• _Directive_
Lines before the one containing "Read all visible content and emit it as JSON." are left out; copy that line and every later line through the end of the data exactly.

........

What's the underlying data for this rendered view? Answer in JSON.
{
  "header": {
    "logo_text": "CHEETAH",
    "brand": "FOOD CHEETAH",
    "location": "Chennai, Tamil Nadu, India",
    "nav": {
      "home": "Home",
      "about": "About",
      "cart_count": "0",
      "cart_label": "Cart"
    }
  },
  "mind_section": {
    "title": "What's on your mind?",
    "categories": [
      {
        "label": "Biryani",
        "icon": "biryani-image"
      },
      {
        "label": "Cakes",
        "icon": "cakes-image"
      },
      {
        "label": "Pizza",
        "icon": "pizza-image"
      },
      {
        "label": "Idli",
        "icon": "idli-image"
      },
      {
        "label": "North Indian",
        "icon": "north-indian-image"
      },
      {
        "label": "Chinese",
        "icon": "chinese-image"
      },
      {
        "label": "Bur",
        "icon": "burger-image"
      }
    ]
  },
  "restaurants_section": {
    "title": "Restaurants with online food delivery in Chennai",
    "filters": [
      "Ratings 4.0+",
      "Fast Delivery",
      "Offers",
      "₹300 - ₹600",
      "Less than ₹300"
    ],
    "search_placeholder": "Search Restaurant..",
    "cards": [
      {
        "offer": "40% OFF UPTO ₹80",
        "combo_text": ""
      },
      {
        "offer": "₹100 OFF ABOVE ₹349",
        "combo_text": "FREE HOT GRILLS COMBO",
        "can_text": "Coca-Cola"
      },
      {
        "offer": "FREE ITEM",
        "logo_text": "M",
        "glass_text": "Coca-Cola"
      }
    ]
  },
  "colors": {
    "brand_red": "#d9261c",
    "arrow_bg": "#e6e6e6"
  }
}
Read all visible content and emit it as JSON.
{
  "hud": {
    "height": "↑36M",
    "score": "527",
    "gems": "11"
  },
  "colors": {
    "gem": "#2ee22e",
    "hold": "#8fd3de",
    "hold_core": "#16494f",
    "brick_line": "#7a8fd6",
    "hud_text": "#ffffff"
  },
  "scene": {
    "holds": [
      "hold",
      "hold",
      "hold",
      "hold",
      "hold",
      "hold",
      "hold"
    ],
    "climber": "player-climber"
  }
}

........

• _Full answer_
Read all visible content and emit it as JSON.
{
  "hud": {
    "height": "↑36M",
    "score": "527",
    "gems": "11"
  },
  "colors": {
    "gem": "#2ee22e",
    "hold": "#8fd3de",
    "hold_core": "#16494f",
    "brick_line": "#7a8fd6",
    "hud_text": "#ffffff"
  },
  "scene": {
    "holds": [
      "hold",
      "hold",
      "hold",
      "hold",
      "hold",
      "hold",
      "hold"
    ],
    "climber": "player-climber"
  }
}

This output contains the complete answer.